--- SELECTED EXTRACT ---

“It attacks old and young alike,” declared the Pike County Democrat in 1866. The Illinois newspaper wasn’t talking about a cholera epidemic but baseball fever.
Robert Sampson details the game’s early popularity in Illinois in his new book, “Ballists, Dead Beats and Muffins: Inside Early Baseball in Illinois.”
In the aftermath of the Civil War, papers up and down the state were singing the praises of this new phenomenon called base ball (two words back then).
“(Baseball) is spreading like an epidemic,” the Chicago Tribune observed. “Everybody is batting balls and running bases—young, middle-aged and old,” stated the Cairo Democrat.
“At Peoria, ballclubs sprouted everywhere,” wrote Sampson, editor of the Journal of the Illinois State Historical Society, who identified Captain M.A. Stearns, an Army recruiter in Peoria as one of those who encouraged adoption of the game by organizing the Olympic Base Ball Club in town.
Before he was shipped off to a new post in Fort Reno in the Montana Territory, Stearns did his best—as club president and as a pitcher—to help establish baseball in Peoria. Never mind that his team lost to the Celestial Club of Pekin by a 53 to 35 score.

---

=== WORK INSTRUCTION A ===
Sum up the article on early baseball in Illinois in two sentences.
=== WORK INSTRUCTION B ===
Answer these questions from the article on early baseball in Illinois:
(i) Which newspaper declared in 1866 that "It attacks old and young alike"?
(ii) What journal is Robert Sampson the editor of?
(iii) By what score did Stearns's team lose to the Celestial Club of Pekin?
=== WORK INSTRUCTION C ===
Write what comes next in the article on early baseball in Illinois, picking up after its last sentence.
The listing comes from a different source than the article.

--- ENTRIES SHOWN ---

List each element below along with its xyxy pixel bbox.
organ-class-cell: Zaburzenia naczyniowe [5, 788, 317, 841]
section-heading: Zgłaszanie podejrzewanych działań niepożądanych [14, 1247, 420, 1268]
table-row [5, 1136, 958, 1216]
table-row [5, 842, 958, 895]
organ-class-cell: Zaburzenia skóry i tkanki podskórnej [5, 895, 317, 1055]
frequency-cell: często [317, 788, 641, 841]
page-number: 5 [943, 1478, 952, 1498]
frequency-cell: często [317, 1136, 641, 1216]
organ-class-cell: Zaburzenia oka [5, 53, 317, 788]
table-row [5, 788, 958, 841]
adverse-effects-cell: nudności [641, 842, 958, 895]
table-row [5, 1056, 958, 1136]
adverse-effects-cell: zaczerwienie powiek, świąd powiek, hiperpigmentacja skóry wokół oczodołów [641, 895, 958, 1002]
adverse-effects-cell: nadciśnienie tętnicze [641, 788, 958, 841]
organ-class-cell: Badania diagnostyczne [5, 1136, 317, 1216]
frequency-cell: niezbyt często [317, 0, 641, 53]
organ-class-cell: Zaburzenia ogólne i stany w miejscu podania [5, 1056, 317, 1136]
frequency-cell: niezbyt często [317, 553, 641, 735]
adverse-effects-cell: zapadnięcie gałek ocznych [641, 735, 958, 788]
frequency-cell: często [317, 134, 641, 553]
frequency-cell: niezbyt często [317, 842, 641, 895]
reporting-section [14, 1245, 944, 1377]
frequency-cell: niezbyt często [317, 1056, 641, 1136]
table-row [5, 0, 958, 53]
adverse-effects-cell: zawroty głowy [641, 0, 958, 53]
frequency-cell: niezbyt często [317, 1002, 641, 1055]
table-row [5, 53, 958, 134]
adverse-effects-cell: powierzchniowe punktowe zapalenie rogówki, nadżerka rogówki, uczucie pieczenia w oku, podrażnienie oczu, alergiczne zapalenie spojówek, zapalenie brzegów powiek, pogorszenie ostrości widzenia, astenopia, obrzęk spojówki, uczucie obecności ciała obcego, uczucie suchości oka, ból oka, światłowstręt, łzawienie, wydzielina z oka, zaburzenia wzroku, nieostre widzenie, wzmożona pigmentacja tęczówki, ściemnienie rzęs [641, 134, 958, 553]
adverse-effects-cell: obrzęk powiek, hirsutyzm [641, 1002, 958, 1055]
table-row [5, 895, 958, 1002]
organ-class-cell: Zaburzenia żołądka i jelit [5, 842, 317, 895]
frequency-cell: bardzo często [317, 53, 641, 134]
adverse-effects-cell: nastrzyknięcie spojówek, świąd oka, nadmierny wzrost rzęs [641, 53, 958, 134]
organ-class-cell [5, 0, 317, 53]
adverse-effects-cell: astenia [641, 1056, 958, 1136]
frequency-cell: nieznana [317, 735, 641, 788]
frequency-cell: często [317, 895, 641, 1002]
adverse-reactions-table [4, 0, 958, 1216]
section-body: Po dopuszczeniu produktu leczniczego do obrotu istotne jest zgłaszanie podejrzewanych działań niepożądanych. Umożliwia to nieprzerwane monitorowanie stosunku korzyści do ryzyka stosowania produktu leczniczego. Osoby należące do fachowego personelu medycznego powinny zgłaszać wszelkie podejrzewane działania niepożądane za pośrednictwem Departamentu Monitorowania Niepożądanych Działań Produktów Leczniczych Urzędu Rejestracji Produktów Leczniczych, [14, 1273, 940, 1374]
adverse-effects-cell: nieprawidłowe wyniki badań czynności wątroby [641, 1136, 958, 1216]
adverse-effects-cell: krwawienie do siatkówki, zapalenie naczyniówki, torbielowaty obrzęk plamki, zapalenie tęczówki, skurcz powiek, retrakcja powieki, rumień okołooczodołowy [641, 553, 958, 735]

---

=== EXPECTED ANSWER A ===
After the Civil War, Illinois newspapers described baseball as spreading like an epidemic among people of all ages. Robert Sampson's new book covers this early popularity and identifies Captain M.A. Stearns, an Army recruiter, as one who encouraged the game in Peoria by organizing the Olympic Base Ball Club.

=== EXPECTED ANSWER B ===
(i) The Pike County Democrat
(ii) The Journal of the Illinois State Historical Society
(iii) 53 to 35

=== EXPECTED ANSWER C ===
As for the title, ballists were what they called ball players back them while the Dead Beats was just one of the many figurative names that teams took in those early days (such as the Lively Turtles of Rock Island). Muffins were players that weren't all that accomplished, said Sampson, adding that games between teams made entirely of muffins often drew large crowds.
Access to a train line was important for baseball teams that wanted to travel, Sampson told Steve Tarter. “With few exceptions, teams were in cities, towns and villages served by the growing railroad network in Illinois, soon to become the largest system of all the states in the union,” he said.
Peoria teams had the benefit of traveling by rail or river. “The Fort Clark Base Ball Club and supporters boarded a special car attached to a train for a match with Chillicothe while, a year earlier, Peoria’s club took the Peoria City Steamboat up the Illinois River to Lacon, promising passengers multiple recreation activities on board and on land,” Sampson noted.
You had your early heroes in this new game. Pana attorney J.C. McQuigg would later be recognized as the Babe Ruth of his era, the author said, “striking the ball so hard it was termed a ‘hummingbird,’ posing a danger to fielders who got in the way."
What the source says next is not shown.